Directive 1: Copy the listing word for word, from its first line through the line holding "gx-row-dc-current[interactable]: DC Current", both included.

Lee Yuan-tseh Has Nothing To Do with Nation’s Educational Reform Fiasco?”

 

Source: Taipei-based China Times November 24, 2016

 

Prudence Chou (周祝瑛),

Professor at National Chengchi University

 

Prudence Chou (周祝瑛), a professor of education at National Chengchi University, contributed an article titled  “Lee Yuan-tseh Has Nothing To Do with the Nation’s Educational Reform Fiasco?” to the Taipei-based China Times on November 24. The following is an excerpt of the article:

In his newly-published autobiography, Lee Yuan-tseh (李遠哲), a former president of the Academia Sinica, rebutted former President Lee Teng-hui’s (李登輝) recent claims that he was responsible for the failure of the nation’s educational reforms starting in the 1990s.

Lee Yuan-tseh, who chaired the nation’s Educational Reform Committee (1994-1996), wrote that the educational reforms failed because then President Lee Teng-hui (李登輝) chose to support then Education Minister Wu Jin’s (吳京) proposals, not those of the Educational Reform Committee. However, many have questioned why Lee Yuan-tseh shifted responsibility to Wu Jin, who passed away in 2008.

Lee Yuan-tseh wrote that the Educational Reform Committee had proposed to “increase the number of high schools and universities.” But in his newly-published autobiography, he argues that “high schools and universities” were meant to be “public high schools and national universities.” However, this could not be further from the truth.

Dataset excerpts:
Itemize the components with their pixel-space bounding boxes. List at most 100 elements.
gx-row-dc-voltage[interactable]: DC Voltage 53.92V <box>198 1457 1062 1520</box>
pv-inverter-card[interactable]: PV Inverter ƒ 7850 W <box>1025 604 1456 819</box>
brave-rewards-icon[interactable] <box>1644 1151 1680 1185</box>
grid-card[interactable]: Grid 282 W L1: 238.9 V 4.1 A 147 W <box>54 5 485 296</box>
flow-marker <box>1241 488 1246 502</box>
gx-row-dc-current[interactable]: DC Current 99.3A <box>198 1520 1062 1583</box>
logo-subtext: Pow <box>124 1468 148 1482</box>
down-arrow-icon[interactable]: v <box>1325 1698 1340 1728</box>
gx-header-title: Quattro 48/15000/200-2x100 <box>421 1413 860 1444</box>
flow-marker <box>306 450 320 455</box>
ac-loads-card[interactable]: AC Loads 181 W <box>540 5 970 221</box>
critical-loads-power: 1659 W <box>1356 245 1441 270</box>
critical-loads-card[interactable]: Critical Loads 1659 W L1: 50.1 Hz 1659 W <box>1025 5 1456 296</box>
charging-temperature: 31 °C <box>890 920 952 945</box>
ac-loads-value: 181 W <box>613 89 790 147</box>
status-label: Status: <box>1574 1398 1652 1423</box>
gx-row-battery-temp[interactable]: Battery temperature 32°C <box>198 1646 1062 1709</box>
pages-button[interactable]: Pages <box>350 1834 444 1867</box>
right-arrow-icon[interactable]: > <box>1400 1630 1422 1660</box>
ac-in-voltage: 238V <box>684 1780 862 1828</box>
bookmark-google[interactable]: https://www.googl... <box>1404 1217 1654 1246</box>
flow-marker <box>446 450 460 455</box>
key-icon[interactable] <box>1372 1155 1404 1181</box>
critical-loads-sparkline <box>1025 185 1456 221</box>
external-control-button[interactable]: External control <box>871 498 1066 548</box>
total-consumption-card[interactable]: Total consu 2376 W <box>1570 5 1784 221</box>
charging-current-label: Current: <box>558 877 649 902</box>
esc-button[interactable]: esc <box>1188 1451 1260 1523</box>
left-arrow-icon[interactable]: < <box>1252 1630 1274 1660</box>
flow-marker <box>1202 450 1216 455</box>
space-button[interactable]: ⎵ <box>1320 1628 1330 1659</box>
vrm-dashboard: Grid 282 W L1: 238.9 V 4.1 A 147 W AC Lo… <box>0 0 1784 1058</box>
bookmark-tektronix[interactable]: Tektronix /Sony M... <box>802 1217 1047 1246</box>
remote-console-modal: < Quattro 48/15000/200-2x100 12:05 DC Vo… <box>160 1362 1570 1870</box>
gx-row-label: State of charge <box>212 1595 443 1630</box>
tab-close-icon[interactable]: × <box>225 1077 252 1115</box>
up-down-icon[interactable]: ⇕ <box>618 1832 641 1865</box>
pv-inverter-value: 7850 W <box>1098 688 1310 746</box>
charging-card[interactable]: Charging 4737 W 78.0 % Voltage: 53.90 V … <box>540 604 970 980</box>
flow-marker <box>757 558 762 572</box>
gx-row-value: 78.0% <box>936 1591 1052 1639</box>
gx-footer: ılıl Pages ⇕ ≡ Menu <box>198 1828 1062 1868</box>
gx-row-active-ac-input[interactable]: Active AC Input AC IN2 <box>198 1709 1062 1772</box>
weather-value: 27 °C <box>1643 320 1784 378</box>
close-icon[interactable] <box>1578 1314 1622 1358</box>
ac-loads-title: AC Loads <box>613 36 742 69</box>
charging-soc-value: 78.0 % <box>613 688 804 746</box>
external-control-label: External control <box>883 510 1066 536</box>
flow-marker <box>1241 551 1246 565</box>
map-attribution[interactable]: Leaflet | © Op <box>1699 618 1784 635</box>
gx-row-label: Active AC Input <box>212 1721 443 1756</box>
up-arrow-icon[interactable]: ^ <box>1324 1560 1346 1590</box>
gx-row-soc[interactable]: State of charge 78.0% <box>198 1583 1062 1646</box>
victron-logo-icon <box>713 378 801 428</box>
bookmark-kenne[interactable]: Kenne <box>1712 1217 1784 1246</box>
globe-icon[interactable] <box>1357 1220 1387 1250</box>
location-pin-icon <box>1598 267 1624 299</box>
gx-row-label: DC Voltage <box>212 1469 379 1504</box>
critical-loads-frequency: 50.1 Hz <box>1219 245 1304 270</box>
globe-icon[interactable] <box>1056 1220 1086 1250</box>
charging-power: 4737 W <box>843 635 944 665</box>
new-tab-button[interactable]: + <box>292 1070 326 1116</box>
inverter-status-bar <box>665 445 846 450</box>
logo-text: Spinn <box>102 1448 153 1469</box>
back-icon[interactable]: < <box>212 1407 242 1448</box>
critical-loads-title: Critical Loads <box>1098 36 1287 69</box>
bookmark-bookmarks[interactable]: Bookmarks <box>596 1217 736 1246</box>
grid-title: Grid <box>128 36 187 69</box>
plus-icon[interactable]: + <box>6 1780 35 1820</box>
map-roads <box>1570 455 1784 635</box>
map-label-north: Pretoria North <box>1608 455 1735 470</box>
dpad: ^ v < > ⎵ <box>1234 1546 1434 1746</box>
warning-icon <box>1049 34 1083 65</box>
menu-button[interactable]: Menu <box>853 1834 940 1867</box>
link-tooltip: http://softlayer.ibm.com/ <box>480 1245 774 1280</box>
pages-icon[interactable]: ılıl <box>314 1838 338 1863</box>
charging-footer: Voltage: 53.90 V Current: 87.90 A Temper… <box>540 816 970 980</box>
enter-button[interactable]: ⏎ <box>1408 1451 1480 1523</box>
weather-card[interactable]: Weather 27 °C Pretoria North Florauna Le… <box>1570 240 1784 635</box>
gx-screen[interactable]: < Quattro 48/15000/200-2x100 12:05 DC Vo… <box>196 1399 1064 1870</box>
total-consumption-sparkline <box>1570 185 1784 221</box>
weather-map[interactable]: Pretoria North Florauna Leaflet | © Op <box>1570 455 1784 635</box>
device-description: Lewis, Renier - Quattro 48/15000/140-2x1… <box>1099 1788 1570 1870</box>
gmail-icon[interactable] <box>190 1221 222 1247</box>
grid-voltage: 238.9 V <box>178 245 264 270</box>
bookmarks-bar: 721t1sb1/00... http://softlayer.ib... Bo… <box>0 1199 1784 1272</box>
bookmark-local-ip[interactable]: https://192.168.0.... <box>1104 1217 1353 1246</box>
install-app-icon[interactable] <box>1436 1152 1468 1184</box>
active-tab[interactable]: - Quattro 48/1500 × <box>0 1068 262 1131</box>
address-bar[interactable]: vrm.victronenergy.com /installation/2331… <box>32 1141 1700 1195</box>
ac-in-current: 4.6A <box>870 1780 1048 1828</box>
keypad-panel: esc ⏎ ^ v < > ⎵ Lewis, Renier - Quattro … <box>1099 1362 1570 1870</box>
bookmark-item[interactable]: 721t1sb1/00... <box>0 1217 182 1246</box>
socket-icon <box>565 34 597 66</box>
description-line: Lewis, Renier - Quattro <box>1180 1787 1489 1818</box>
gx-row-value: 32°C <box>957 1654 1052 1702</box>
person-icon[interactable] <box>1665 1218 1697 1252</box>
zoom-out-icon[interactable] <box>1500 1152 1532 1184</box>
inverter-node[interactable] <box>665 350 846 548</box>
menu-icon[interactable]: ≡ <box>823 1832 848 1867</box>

Directive 2: Pick up the article on Lee Yuan-tseh and the educational reforms where it ends, and write what comes next.

Exercise output 1:
Itemize the components with their pixel-space bounding boxes. List at most 100 elements.
gx-row-dc-voltage[interactable]: DC Voltage 53.92V <box>198 1457 1062 1520</box>
pv-inverter-card[interactable]: PV Inverter ƒ 7850 W <box>1025 604 1456 819</box>
brave-rewards-icon[interactable] <box>1644 1151 1680 1185</box>
grid-card[interactable]: Grid 282 W L1: 238.9 V 4.1 A 147 W <box>54 5 485 296</box>
flow-marker <box>1241 488 1246 502</box>
gx-row-dc-current[interactable]: DC Current 99.3A <box>198 1520 1062 1583</box>

Exercise output 2:
In December 1996, the government published an education reform report, saying that Taiwan would move towards establishing more “comprehensive high schools” while reducing the number of vocational schools and five-year colleges. Later on, Lee Yuan-tseh echoed that proposal on various occasions, saying that it was necessary to streamline the nation’s high school education system and phase out vocational high schools. At the time, the Education Ministry dared not to voice opposition and declared that “comprehensive high schools” would be the pillar of the nation’s high school education system.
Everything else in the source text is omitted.